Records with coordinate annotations
============================================================

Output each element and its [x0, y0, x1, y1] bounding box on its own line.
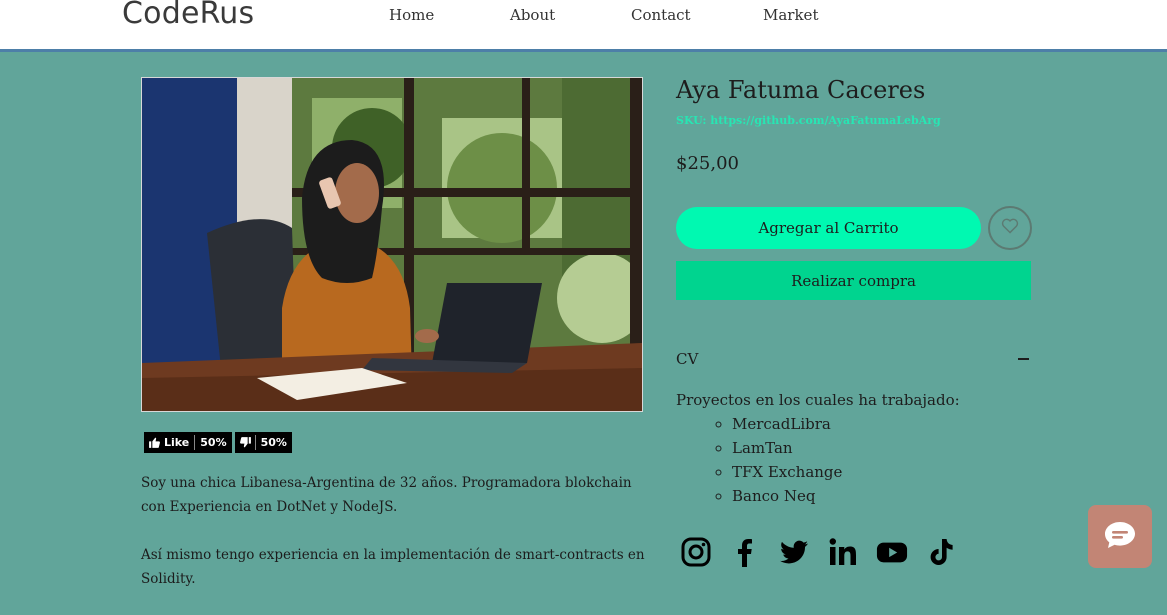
social-links: [680, 536, 957, 568]
nav-market[interactable]: Market: [763, 6, 818, 24]
photo-woman-laptop-phone: [142, 78, 642, 411]
dislike-button[interactable]: 50%: [234, 432, 292, 453]
product-description: Soy una chica Libanesa-Argentina de 32 a…: [141, 471, 656, 615]
facebook-icon[interactable]: [729, 536, 761, 568]
instagram-icon[interactable]: [680, 536, 712, 568]
thumbs-down-icon: [235, 436, 255, 449]
chat-bubble-icon: [1103, 520, 1137, 554]
dislike-percentage: 50%: [260, 436, 287, 449]
nav-home[interactable]: Home: [389, 6, 434, 24]
product-sku[interactable]: SKU: https://github.com/AyaFatumaLebArg: [676, 114, 941, 127]
tiktok-icon[interactable]: [925, 536, 957, 568]
like-percentage: 50%: [200, 436, 227, 449]
linkedin-icon[interactable]: [827, 536, 859, 568]
description-paragraph: Soy una chica Libanesa-Argentina de 32 a…: [141, 475, 632, 515]
like-label: Like: [164, 436, 190, 449]
cv-section-content: Proyectos en los cuales ha trabajado: Me…: [676, 388, 960, 508]
nav-about[interactable]: About: [510, 6, 555, 24]
like-dislike-bar: Like 50% 50%: [144, 432, 292, 453]
nav-contact[interactable]: Contact: [631, 6, 691, 24]
site-header: CodeRus Home About Contact Market: [0, 0, 1167, 52]
project-item: TFX Exchange: [732, 460, 960, 484]
chat-widget-button[interactable]: [1088, 505, 1152, 568]
cv-intro: Proyectos en los cuales ha trabajado:: [676, 391, 960, 409]
description-paragraph: Así mismo tengo experiencia en la implem…: [141, 547, 645, 587]
product-title: Aya Fatuma Caceres: [676, 76, 926, 104]
project-item: MercadLibra: [732, 412, 960, 436]
project-list: MercadLibra LamTan TFX Exchange Banco Ne…: [676, 412, 960, 508]
like-button[interactable]: Like 50%: [144, 432, 232, 453]
project-item: Banco Neq: [732, 484, 960, 508]
cv-section-title: CV: [676, 350, 699, 368]
product-price: $25,00: [676, 153, 739, 174]
thumbs-up-icon: [144, 436, 164, 449]
buy-now-button[interactable]: Realizar compra: [676, 261, 1031, 300]
product-image[interactable]: [141, 77, 643, 412]
wishlist-button[interactable]: [988, 206, 1032, 250]
project-item: LamTan: [732, 436, 960, 460]
cv-section-toggle[interactable]: CV: [676, 350, 1031, 370]
heart-icon: [1001, 218, 1019, 238]
youtube-icon[interactable]: [876, 536, 908, 568]
twitter-icon[interactable]: [778, 536, 810, 568]
collapse-icon: [1018, 358, 1029, 360]
site-logo[interactable]: CodeRus: [122, 0, 254, 31]
add-to-cart-button[interactable]: Agregar al Carrito: [676, 207, 981, 249]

============================================================

EXERCISE AIM ▸ Quote every line of the records above verbatim, leaving out the pictures.

ANSWER TO THIS TASK ▸
Output each element and its [x0, y0, x1, y1] bounding box on its own line.
social-links: [680, 536, 957, 568]
nav-market[interactable]: Market: [763, 6, 818, 24]
photo-woman-laptop-phone: [142, 78, 642, 411]
dislike-button[interactable]: 50%: [234, 432, 292, 453]
product-description: Soy una chica Libanesa-Argentina de 32 a…: [141, 471, 656, 615]
facebook-icon[interactable]: [729, 536, 761, 568]
instagram-icon[interactable]: [680, 536, 712, 568]
thumbs-down-icon: [235, 436, 255, 449]
chat-bubble-icon: [1103, 520, 1137, 554]
dislike-percentage: 50%: [260, 436, 287, 449]
nav-home[interactable]: Home: [389, 6, 434, 24]
product-sku[interactable]: SKU: https://github.com/AyaFatumaLebArg: [676, 114, 941, 127]
tiktok-icon[interactable]: [925, 536, 957, 568]
like-percentage: 50%: [200, 436, 227, 449]
linkedin-icon[interactable]: [827, 536, 859, 568]
description-paragraph: Soy una chica Libanesa-Argentina de 32 a…: [141, 475, 632, 515]
like-label: Like: [164, 436, 190, 449]
cv-section-content: Proyectos en los cuales ha trabajado: Me…: [676, 388, 960, 508]
nav-about[interactable]: About: [510, 6, 555, 24]
like-dislike-bar: Like 50% 50%: [144, 432, 292, 453]
nav-contact[interactable]: Contact: [631, 6, 691, 24]
site-header: CodeRus Home About Contact Market: [0, 0, 1167, 52]
project-item: TFX Exchange: [732, 460, 960, 484]
chat-widget-button[interactable]: [1088, 505, 1152, 568]
cv-intro: Proyectos en los cuales ha trabajado:: [676, 391, 960, 409]
description-paragraph: Así mismo tengo experiencia en la implem…: [141, 547, 645, 587]
product-title: Aya Fatuma Caceres: [676, 76, 926, 104]
project-item: MercadLibra: [732, 412, 960, 436]
project-list: MercadLibra LamTan TFX Exchange Banco Ne…: [676, 412, 960, 508]
like-button[interactable]: Like 50%: [144, 432, 232, 453]
project-item: Banco Neq: [732, 484, 960, 508]
cv-section-title: CV: [676, 350, 699, 368]
product-price: $25,00: [676, 153, 739, 174]
thumbs-up-icon: [144, 436, 164, 449]
buy-now-button[interactable]: Realizar compra: [676, 261, 1031, 300]
product-image[interactable]: [141, 77, 643, 412]
wishlist-button[interactable]: [988, 206, 1032, 250]
project-item: LamTan: [732, 436, 960, 460]
cv-section-toggle[interactable]: CV: [676, 350, 1031, 370]
heart-icon: [1001, 218, 1019, 238]
youtube-icon[interactable]: [876, 536, 908, 568]
twitter-icon[interactable]: [778, 536, 810, 568]
collapse-icon: [1018, 358, 1029, 360]
site-logo[interactable]: CodeRus: [122, 0, 254, 31]
add-to-cart-button[interactable]: Agregar al Carrito: [676, 207, 981, 249]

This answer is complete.